Attività.
1. Ricopia dal brano la parte compresa tra "Il movimento liturgico" e "in secondo ordine.", estremi inclusi.
2. Secondo il brano, in quali due uffici fu poi sdoppiato l'Ufficio CEI?

Brano.
════════════════

Il movimento liturgico aveva cominciato a muovere i primi passi – se si pensa all’insieme delle diocesi italiane – e solo dagli anni ’90 avvenne un forte cambiamento: alla Pontificia Commissione Centrale per l’Arte Sacra in Italia si sostituì un apposito Ufficio CEI, successivamente sdoppiato in un Ufficio per il patrimonio storico e in un Ufficio per le nuove chiese.
Tutto questo ha cominciato a dare i suoi frutti.
Va comunque anche detto che nessuna chiesa è brutta se la comunità che la frequenta, fedeli e pastori, si impegna per tenerla in ordine, per decorarla con fiori, per dotarla di una cantoria, per arricchirla con vesti liturgiche degne, per animare le celebrazioni, a partire da una omelia ben preparata. Chi la frequenta comincia a volerle bene e l’eventuale bruttezza passa in secondo ordine.

════════════════

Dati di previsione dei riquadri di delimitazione
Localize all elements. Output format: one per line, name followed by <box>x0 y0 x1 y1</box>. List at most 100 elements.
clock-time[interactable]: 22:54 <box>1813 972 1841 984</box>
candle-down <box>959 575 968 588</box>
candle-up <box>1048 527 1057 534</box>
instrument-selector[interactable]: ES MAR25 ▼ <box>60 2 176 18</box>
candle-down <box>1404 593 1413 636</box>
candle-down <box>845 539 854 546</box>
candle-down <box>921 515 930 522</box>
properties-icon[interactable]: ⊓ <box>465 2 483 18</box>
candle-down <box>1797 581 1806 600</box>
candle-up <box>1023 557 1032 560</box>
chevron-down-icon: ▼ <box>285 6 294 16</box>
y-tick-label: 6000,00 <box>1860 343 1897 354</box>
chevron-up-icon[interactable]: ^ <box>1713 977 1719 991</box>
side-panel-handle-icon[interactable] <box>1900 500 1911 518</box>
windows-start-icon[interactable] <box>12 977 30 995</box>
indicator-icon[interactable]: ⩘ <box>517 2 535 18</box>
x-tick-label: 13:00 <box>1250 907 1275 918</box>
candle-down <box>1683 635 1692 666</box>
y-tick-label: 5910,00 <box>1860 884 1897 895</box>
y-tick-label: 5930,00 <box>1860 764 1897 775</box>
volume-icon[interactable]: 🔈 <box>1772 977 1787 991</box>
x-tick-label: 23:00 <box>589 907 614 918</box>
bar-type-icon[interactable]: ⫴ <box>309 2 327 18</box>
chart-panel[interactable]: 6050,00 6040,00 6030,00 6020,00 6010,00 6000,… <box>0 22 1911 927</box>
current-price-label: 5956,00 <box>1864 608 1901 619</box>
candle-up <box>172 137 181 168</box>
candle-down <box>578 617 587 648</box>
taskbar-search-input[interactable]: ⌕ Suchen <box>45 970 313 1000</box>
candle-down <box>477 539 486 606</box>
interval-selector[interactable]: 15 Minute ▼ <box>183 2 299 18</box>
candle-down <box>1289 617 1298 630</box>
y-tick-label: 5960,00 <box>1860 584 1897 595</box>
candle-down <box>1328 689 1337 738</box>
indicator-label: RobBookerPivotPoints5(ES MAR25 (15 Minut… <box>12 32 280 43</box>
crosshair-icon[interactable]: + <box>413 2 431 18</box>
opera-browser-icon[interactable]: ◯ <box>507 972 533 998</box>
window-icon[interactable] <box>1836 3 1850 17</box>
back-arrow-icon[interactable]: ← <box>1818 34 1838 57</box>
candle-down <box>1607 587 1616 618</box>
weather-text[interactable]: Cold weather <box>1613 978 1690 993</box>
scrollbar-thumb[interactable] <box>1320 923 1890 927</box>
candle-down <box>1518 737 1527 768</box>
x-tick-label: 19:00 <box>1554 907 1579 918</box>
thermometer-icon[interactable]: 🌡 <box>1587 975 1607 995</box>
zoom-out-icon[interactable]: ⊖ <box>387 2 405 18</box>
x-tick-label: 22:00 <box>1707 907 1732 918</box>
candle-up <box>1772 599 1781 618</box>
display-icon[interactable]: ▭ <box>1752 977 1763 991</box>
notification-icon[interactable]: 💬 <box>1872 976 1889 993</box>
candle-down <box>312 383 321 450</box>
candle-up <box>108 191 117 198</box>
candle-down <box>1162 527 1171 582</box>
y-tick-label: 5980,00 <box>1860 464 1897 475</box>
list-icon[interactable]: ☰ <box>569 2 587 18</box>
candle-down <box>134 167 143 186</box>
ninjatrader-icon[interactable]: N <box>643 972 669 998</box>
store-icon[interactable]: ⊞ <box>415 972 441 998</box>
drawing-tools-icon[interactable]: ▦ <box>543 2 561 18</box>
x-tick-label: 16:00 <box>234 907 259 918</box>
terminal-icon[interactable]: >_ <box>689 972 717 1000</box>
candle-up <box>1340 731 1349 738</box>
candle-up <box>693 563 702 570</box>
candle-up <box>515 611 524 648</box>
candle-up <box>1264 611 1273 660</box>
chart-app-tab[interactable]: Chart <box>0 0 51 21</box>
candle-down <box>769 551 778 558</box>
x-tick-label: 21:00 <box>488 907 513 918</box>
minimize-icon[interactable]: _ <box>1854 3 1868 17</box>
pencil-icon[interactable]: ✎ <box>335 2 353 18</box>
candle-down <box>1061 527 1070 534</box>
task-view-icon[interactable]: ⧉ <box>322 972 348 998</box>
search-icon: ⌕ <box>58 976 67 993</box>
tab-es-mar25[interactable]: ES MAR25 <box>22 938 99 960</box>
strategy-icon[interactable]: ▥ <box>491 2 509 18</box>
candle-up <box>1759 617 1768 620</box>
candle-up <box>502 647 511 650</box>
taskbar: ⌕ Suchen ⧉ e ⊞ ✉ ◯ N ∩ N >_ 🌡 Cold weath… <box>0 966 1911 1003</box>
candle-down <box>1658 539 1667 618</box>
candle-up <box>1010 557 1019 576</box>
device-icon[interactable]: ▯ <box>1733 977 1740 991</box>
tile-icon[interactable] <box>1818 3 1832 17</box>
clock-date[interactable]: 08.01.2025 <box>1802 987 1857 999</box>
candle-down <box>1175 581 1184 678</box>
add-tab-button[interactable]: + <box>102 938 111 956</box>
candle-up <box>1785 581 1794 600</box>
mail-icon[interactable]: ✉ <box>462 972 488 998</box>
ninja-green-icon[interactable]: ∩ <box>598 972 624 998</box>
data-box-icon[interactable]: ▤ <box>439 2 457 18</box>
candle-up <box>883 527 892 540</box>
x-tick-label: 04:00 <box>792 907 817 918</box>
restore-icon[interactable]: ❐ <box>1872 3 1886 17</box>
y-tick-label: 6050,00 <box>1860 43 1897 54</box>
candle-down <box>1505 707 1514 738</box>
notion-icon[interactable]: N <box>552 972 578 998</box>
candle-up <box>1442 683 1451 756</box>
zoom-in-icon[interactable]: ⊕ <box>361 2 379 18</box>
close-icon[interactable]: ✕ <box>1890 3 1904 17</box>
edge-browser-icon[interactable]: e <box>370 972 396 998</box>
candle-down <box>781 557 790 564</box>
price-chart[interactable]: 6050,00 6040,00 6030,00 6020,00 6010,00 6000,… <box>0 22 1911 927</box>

════════════════

Soluzioni.
1.
Il movimento liturgico aveva cominciato a muovere i primi passi – se si pensa all’insieme delle diocesi italiane – e solo dagli anni ’90 avvenne un forte cambiamento: alla Pontificia Commissione Centrale per l’Arte Sacra in Italia si sostituì un apposito Ufficio CEI, successivamente sdoppiato in un Ufficio per il patrimonio storico e in un Ufficio per le nuove chiese.
Tutto questo ha cominciato a dare i suoi frutti.
Va comunque anche detto che nessuna chiesa è brutta se la comunità che la frequenta, fedeli e pastori, si impegna per tenerla in ordine, per decorarla con fiori, per dotarla di una cantoria, per arricchirla con vesti liturgiche degne, per animare le celebrazioni, a partire da una omelia ben preparata. Chi la frequenta comincia a volerle bene e l’eventuale bruttezza passa in secondo ordine.

2. In un Ufficio per il patrimonio storico e in un Ufficio per le nuove chiese.